* [To be done]:
Copy each line below in which the word "billion" occurs.

┄┄┄┄┄┄┄┄┄┄┄┄┄┄┄┄┄┄┄┄

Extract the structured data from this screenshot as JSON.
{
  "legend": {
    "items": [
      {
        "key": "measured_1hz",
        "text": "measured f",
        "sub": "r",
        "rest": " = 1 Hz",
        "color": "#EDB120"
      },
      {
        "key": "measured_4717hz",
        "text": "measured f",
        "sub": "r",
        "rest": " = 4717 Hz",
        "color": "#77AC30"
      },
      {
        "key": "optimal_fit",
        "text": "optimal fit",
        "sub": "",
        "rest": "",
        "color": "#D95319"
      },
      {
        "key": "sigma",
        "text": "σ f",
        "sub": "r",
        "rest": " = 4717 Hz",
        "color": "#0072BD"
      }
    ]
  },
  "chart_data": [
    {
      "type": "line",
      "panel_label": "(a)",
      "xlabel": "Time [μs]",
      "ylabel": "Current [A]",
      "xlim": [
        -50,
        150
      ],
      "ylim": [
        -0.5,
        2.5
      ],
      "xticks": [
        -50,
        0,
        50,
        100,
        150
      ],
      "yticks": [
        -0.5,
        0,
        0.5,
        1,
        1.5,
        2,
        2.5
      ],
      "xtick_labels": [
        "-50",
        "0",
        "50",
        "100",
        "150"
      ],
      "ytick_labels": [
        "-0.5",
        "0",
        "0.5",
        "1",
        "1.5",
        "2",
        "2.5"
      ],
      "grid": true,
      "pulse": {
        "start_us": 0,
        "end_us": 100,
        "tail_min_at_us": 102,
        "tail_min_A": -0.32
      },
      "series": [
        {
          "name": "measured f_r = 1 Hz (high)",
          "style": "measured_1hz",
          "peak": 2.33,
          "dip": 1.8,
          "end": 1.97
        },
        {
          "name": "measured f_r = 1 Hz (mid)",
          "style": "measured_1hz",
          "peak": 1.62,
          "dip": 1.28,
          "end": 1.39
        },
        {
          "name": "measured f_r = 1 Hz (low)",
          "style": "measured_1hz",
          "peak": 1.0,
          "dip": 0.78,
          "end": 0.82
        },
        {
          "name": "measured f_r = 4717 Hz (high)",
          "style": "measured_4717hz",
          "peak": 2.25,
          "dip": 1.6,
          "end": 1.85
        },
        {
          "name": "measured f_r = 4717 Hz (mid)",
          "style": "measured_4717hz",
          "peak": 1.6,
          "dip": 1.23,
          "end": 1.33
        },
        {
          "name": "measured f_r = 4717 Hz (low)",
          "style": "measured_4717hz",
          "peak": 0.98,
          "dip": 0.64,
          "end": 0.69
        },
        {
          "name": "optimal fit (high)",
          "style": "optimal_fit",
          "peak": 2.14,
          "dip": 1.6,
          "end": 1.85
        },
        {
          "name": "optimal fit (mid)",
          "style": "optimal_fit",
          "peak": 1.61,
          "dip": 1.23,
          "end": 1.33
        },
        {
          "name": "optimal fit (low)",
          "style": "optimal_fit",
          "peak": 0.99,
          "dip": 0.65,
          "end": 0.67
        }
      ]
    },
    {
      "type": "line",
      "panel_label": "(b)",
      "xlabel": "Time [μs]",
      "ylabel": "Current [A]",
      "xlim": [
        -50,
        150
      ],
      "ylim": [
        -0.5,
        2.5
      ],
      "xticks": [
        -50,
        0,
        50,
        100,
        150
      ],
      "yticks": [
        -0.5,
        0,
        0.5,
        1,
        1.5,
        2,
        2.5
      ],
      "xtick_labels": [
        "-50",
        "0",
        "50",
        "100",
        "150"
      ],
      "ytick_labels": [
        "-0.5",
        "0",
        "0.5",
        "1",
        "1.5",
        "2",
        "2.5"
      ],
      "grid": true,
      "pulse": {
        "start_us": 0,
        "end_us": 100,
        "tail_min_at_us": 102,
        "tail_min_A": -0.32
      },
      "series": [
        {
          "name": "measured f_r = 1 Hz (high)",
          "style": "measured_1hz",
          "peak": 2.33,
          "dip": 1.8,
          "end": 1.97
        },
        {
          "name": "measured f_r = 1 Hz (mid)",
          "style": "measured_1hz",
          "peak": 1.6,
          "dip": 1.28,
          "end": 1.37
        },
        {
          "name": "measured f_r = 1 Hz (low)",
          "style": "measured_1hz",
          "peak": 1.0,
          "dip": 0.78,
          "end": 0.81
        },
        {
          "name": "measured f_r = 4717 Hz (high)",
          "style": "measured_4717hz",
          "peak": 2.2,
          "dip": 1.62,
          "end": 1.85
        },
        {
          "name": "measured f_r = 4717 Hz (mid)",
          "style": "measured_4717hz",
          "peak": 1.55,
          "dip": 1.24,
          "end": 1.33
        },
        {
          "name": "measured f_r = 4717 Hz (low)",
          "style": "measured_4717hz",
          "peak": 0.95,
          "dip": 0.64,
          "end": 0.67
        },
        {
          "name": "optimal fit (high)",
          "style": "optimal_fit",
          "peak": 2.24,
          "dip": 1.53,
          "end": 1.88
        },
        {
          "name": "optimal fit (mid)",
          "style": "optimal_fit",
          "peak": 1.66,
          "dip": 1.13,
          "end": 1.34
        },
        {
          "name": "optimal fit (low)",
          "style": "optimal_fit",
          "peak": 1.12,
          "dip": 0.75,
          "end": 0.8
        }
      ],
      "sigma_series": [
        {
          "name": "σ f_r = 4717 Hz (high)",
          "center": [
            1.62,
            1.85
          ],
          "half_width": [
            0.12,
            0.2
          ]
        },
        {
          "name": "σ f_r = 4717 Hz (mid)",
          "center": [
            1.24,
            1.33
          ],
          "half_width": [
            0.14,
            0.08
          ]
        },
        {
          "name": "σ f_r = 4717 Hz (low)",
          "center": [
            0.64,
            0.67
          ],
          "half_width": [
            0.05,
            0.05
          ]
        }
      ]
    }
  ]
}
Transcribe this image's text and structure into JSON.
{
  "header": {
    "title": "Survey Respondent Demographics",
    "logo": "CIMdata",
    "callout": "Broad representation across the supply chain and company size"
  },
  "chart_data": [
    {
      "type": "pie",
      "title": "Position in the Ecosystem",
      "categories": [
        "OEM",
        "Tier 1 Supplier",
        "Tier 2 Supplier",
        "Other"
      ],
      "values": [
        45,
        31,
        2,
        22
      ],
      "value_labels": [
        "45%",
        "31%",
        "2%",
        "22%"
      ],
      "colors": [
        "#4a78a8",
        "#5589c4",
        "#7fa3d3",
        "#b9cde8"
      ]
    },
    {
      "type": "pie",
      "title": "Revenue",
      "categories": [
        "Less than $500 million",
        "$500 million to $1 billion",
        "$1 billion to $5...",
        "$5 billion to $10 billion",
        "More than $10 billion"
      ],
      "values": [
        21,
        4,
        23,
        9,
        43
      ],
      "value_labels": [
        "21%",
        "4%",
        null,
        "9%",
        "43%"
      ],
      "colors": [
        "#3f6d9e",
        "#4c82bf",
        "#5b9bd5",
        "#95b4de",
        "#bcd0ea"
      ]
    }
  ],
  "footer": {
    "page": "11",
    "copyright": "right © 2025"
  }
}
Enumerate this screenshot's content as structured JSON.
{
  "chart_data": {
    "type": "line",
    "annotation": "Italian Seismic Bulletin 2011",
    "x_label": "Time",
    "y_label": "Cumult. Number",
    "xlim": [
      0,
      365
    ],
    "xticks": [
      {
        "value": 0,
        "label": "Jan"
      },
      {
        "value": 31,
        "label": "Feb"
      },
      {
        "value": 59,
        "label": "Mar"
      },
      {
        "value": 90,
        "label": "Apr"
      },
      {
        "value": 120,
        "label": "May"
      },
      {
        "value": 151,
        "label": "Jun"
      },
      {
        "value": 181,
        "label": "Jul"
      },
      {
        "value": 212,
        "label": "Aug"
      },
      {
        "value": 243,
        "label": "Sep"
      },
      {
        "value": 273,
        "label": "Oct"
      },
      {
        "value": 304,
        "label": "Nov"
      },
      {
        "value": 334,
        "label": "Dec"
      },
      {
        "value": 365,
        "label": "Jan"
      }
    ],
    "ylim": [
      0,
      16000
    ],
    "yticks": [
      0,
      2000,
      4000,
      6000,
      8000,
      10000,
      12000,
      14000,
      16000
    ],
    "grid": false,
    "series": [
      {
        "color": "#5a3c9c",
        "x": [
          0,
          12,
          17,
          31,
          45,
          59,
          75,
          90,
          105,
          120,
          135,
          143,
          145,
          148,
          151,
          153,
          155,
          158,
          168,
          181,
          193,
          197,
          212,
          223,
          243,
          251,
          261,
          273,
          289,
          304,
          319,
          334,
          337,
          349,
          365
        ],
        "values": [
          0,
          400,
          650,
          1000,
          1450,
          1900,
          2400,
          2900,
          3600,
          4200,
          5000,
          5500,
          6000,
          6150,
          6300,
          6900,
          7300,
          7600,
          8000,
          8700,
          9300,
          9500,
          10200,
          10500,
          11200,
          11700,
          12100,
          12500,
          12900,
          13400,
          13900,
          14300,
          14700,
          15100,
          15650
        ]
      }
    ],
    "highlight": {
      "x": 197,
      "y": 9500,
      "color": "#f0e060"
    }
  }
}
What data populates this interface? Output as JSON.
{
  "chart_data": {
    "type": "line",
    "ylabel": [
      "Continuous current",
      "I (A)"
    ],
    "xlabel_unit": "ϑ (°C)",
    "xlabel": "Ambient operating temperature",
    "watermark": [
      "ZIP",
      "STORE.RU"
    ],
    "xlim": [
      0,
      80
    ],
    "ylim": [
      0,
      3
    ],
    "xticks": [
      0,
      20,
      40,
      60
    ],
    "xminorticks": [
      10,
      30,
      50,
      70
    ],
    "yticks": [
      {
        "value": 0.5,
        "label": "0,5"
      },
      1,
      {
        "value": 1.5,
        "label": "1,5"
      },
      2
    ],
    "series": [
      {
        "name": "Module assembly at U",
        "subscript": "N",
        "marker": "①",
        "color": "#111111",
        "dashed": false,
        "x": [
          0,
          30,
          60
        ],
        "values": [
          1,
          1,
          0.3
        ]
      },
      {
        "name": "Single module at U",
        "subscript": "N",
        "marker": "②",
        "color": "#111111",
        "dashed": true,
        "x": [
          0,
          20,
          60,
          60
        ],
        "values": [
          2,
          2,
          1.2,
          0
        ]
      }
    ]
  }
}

┄┄┄┄┄┄┄┄┄┄┄┄┄┄┄┄┄┄┄┄

* [Right answer]:
        "$500 million to $1 billion",
        "$1 billion to $5...",
        "$5 billion to $10 billion",
        "More than $10 billion"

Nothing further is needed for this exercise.